--- Start RECORD LIST ---

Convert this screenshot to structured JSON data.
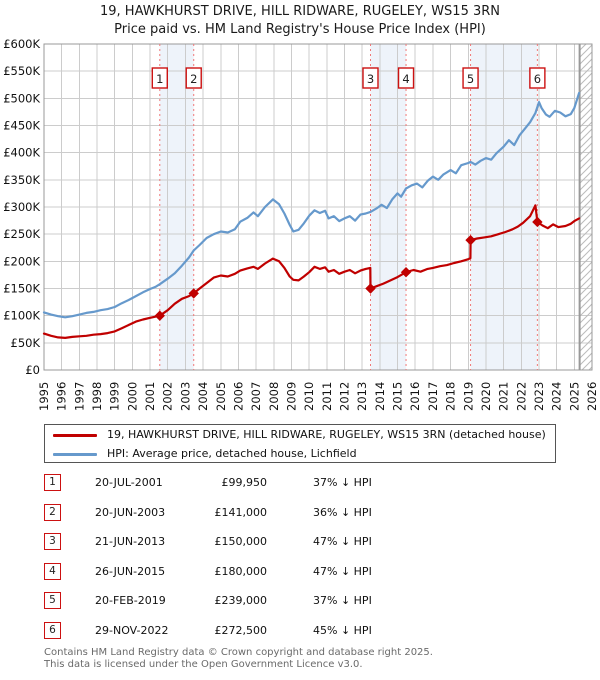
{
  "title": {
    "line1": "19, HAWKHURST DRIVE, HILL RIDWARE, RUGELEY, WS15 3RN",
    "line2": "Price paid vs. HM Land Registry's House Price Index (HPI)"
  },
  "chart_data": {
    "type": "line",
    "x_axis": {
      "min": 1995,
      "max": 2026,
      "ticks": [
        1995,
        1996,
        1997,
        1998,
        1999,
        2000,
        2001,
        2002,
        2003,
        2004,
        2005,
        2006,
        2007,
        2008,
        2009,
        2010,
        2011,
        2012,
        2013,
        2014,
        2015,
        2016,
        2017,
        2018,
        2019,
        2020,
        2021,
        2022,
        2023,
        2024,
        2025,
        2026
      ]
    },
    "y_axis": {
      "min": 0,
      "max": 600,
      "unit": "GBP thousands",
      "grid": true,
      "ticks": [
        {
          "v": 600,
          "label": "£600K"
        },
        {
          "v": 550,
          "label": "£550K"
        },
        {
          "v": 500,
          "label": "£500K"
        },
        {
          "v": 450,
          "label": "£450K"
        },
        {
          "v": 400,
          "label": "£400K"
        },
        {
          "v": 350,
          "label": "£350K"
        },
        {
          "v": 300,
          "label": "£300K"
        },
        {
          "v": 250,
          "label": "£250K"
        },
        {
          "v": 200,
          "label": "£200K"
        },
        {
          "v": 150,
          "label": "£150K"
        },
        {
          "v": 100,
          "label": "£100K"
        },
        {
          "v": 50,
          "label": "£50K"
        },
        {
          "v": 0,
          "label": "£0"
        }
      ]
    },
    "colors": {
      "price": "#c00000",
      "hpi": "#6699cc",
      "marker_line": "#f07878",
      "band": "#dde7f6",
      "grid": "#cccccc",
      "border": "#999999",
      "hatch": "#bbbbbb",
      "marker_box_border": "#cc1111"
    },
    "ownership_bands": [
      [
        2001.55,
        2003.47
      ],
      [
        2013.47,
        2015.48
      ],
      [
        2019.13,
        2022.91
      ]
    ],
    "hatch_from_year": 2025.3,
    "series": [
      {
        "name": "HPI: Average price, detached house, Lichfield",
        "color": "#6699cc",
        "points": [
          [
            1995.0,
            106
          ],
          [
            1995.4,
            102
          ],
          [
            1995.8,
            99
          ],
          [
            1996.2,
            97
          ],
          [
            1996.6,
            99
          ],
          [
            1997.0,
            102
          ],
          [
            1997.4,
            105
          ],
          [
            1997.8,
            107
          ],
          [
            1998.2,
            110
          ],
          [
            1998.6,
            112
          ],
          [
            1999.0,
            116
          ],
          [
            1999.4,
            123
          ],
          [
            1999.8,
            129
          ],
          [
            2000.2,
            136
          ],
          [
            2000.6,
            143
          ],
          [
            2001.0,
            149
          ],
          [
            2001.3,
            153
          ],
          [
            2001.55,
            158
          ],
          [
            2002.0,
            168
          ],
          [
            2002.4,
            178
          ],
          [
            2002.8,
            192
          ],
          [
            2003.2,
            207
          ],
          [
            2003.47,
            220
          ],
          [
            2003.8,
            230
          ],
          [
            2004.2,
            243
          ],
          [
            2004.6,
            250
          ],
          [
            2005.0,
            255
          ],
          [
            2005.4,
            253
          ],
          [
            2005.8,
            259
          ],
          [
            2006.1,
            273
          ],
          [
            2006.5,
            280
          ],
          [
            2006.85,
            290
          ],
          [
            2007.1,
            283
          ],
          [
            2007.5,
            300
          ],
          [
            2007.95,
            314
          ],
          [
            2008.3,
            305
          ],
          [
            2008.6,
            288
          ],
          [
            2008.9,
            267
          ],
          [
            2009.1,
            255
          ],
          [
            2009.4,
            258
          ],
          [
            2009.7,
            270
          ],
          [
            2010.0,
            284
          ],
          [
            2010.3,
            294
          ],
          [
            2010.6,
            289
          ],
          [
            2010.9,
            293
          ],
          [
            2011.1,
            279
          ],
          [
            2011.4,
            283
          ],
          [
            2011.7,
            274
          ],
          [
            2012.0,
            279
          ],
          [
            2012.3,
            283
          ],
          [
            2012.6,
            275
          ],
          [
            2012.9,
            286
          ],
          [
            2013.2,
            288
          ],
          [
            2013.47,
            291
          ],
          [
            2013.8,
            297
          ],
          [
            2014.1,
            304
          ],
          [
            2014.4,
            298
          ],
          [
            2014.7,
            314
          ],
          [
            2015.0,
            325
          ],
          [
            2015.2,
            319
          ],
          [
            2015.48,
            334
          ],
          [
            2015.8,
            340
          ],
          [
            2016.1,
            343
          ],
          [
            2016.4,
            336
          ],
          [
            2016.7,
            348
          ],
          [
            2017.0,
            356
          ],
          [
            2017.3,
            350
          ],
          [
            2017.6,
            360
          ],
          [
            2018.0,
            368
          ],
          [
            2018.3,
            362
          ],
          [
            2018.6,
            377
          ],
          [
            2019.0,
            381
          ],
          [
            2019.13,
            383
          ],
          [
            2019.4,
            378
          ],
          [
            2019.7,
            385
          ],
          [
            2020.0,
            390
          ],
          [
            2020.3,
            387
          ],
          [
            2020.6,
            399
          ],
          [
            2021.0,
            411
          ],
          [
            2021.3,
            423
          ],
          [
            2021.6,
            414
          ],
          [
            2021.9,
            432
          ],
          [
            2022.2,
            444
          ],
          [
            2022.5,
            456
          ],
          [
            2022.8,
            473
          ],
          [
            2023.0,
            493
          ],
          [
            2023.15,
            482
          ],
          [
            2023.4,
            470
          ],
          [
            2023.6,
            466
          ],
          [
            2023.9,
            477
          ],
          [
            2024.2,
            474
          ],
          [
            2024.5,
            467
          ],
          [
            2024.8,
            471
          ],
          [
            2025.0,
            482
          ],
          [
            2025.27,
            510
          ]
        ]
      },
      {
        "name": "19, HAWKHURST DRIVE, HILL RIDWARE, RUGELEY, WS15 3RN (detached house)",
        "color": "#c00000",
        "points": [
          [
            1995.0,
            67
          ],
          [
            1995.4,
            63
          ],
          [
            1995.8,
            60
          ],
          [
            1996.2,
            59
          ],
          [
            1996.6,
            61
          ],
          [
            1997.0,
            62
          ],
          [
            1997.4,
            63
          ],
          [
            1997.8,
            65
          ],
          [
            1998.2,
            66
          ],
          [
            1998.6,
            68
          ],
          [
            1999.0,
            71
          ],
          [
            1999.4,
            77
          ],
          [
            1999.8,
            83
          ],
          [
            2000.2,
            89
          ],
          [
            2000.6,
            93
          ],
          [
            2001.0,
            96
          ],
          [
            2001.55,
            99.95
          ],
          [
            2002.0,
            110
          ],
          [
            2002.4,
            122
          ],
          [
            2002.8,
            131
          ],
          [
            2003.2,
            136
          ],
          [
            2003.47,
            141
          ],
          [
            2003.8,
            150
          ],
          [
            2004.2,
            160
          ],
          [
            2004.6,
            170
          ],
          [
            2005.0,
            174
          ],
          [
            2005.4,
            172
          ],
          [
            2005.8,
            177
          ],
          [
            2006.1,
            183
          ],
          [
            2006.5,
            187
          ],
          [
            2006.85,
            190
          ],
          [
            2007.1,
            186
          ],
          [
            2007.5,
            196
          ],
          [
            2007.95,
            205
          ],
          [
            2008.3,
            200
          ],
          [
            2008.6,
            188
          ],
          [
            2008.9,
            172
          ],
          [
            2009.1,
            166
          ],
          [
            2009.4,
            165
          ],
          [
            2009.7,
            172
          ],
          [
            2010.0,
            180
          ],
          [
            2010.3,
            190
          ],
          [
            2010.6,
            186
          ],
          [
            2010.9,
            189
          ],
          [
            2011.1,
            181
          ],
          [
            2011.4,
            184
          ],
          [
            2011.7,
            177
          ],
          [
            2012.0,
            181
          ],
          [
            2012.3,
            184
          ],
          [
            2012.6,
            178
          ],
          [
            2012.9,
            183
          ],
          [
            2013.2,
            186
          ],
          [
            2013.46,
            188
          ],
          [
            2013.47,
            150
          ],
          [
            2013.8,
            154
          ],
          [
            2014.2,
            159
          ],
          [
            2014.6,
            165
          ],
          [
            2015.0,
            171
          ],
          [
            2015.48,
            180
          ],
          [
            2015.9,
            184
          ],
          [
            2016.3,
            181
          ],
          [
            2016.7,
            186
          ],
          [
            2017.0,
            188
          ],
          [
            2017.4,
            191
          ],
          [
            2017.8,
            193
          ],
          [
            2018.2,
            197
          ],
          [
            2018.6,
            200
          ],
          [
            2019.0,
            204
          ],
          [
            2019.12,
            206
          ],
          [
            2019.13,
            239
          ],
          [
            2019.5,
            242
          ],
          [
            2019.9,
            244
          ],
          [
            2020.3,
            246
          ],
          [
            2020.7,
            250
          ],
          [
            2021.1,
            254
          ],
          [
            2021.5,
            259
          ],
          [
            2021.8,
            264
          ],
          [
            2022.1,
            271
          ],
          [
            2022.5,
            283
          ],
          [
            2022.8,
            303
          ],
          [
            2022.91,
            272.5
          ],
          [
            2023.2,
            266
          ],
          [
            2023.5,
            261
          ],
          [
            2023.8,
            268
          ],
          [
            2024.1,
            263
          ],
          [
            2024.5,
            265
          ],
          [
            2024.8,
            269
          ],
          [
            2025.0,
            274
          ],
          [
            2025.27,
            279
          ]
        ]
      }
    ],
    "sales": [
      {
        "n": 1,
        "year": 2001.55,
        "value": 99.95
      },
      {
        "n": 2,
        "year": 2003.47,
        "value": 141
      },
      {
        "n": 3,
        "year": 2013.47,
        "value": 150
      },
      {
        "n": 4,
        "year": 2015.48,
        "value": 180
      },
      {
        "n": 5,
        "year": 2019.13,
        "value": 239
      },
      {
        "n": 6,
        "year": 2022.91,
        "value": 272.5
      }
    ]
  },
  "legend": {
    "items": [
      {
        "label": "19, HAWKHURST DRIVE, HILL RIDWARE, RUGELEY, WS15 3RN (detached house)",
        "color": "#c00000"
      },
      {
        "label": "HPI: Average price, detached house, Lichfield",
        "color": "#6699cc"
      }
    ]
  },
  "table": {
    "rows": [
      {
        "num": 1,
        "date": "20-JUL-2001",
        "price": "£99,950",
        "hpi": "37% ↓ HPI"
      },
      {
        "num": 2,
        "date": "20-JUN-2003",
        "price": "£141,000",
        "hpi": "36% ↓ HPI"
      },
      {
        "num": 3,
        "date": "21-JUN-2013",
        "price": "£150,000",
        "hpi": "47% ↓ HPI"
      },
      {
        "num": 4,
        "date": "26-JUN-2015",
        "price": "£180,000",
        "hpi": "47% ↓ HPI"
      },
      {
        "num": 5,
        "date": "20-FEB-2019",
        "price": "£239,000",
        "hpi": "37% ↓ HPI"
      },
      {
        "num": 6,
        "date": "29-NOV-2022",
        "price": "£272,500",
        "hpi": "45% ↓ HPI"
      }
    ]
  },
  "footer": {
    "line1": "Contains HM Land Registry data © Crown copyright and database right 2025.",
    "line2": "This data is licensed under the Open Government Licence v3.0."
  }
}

--- End RECORD LIST ---

- **EXERCISE OBJECTIVE**:
Within the listing above, work out how many lines contain the string "Registry", and reply with that number only.

- **SOLUTION TO THIS EXERCISE**:
2